■ STATED EXERCISE:
Look through the records below and give the number of lines holding the string "Aggiungi", nothing more.

■ DATA SECTION:

--- Start ---

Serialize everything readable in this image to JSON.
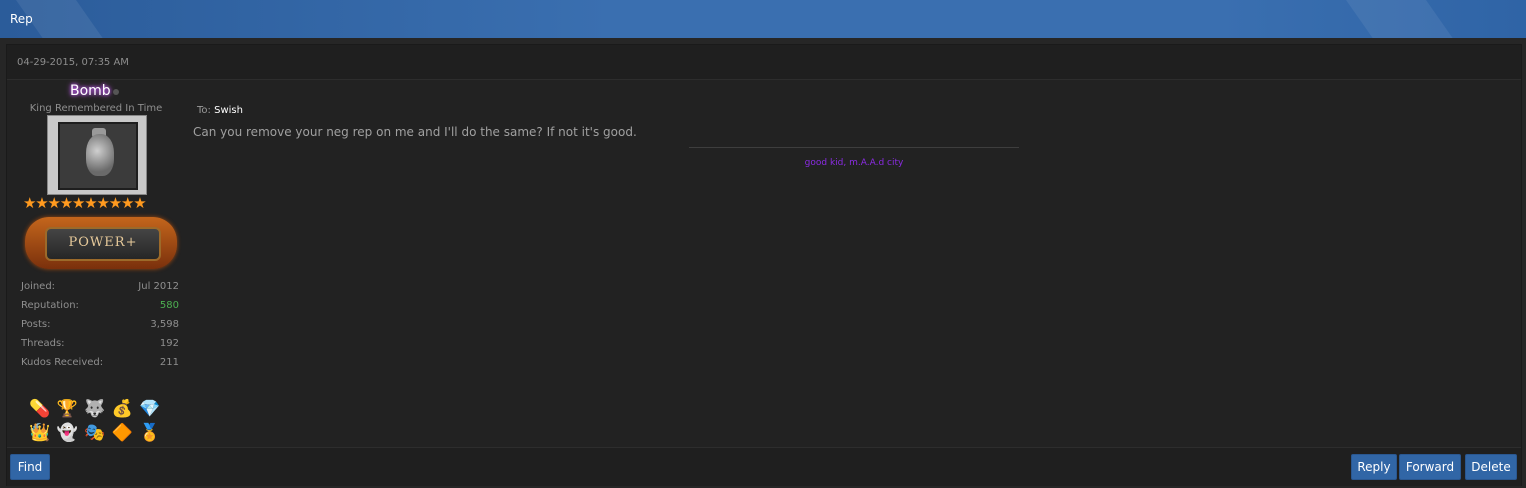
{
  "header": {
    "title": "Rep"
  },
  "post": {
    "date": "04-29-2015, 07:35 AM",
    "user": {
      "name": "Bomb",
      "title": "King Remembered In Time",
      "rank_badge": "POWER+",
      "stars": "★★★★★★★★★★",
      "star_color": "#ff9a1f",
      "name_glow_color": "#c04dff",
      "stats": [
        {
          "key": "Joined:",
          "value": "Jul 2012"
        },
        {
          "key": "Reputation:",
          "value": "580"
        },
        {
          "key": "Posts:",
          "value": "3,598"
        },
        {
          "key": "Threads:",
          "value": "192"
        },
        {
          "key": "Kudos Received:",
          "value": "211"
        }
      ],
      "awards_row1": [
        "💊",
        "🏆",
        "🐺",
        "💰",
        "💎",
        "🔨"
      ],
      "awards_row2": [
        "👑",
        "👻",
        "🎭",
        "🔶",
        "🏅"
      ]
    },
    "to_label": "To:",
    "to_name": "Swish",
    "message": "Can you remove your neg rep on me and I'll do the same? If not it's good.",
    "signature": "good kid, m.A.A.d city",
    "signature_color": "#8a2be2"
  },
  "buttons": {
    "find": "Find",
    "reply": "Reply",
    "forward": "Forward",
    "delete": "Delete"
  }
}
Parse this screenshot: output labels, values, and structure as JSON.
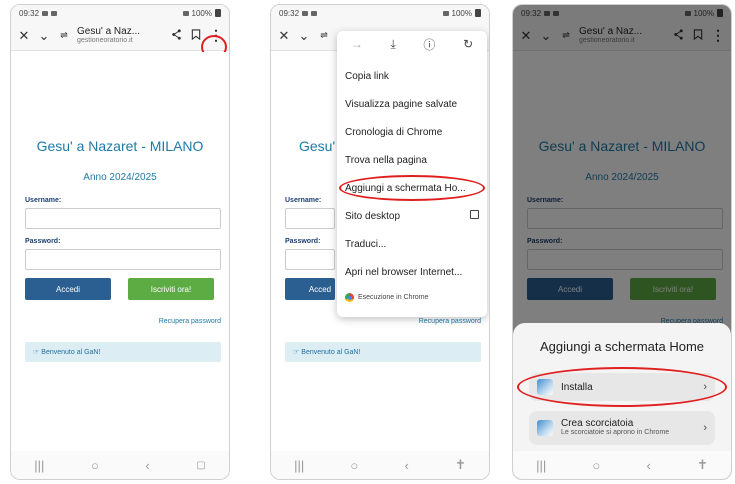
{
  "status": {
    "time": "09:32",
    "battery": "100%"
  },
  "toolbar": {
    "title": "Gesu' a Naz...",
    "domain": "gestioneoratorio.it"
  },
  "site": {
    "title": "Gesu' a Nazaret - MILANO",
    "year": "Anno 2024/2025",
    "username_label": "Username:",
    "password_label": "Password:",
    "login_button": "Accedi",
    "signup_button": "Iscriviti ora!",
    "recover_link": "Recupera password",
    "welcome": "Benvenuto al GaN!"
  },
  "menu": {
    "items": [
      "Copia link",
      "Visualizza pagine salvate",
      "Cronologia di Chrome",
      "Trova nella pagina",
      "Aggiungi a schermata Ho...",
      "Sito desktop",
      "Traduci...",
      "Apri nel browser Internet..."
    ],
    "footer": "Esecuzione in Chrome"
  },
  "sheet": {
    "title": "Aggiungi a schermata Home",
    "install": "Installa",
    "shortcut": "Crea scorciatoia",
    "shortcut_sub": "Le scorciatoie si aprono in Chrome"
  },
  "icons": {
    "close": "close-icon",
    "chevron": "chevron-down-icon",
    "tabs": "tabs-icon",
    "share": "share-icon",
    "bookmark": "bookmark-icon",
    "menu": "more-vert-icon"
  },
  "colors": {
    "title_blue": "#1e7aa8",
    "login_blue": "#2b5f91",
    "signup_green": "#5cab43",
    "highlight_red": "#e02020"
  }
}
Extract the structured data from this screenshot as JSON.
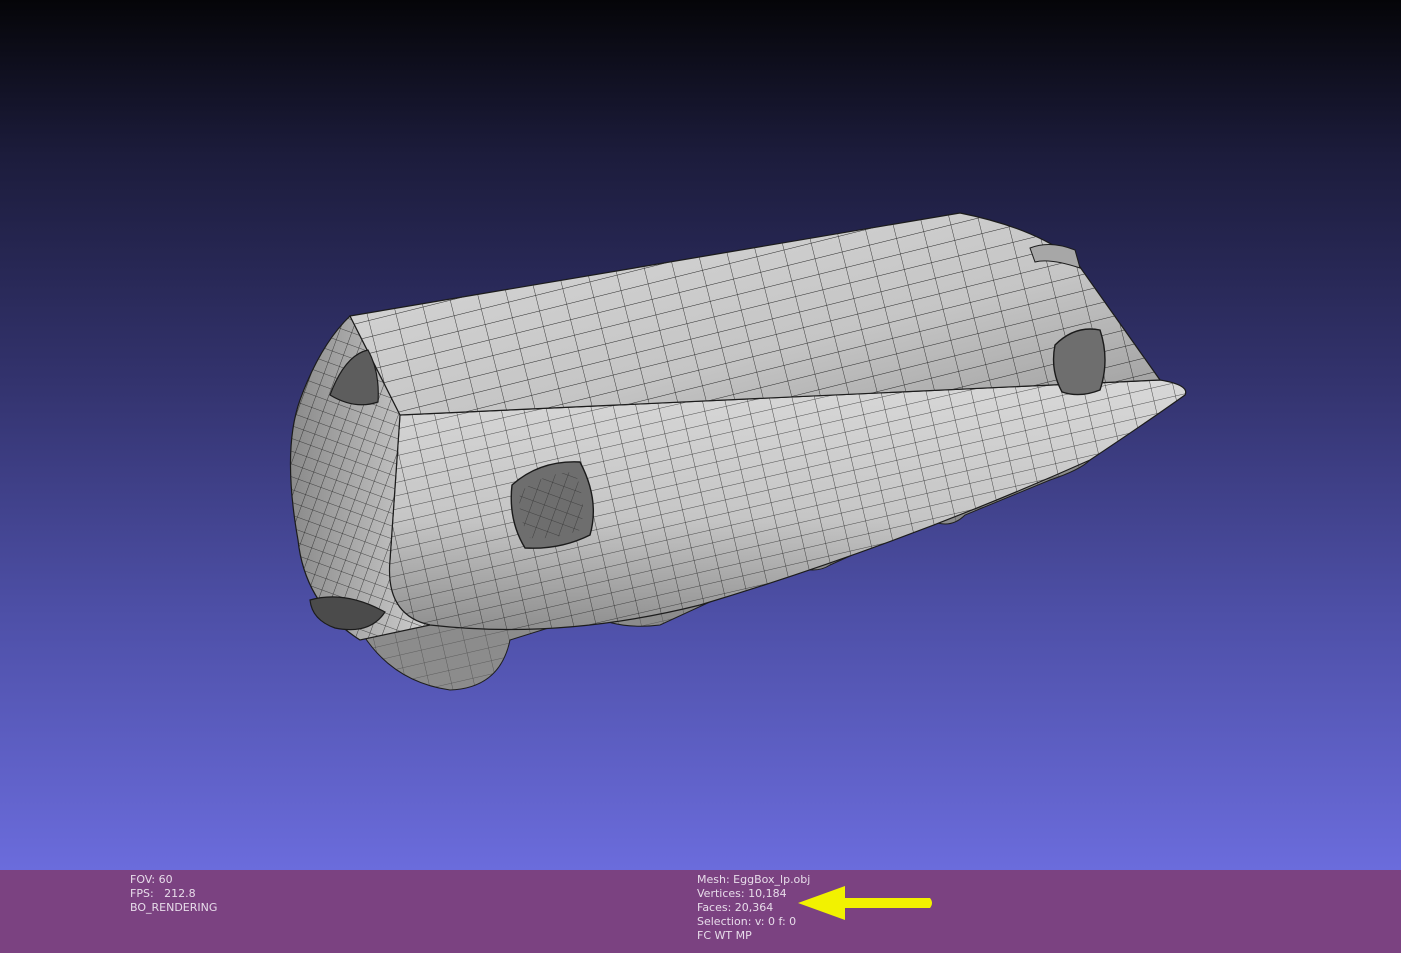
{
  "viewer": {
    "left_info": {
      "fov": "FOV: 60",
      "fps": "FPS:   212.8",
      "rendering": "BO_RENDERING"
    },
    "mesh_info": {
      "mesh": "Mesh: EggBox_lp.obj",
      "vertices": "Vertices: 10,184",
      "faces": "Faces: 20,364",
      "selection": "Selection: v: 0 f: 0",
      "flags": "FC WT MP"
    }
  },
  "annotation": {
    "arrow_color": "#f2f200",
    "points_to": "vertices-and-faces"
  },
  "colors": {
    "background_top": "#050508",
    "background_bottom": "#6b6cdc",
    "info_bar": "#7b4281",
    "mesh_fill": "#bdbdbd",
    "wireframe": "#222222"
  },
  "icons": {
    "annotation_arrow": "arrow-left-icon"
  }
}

--- End ---

■ OUTPUT OF THE TASK:
2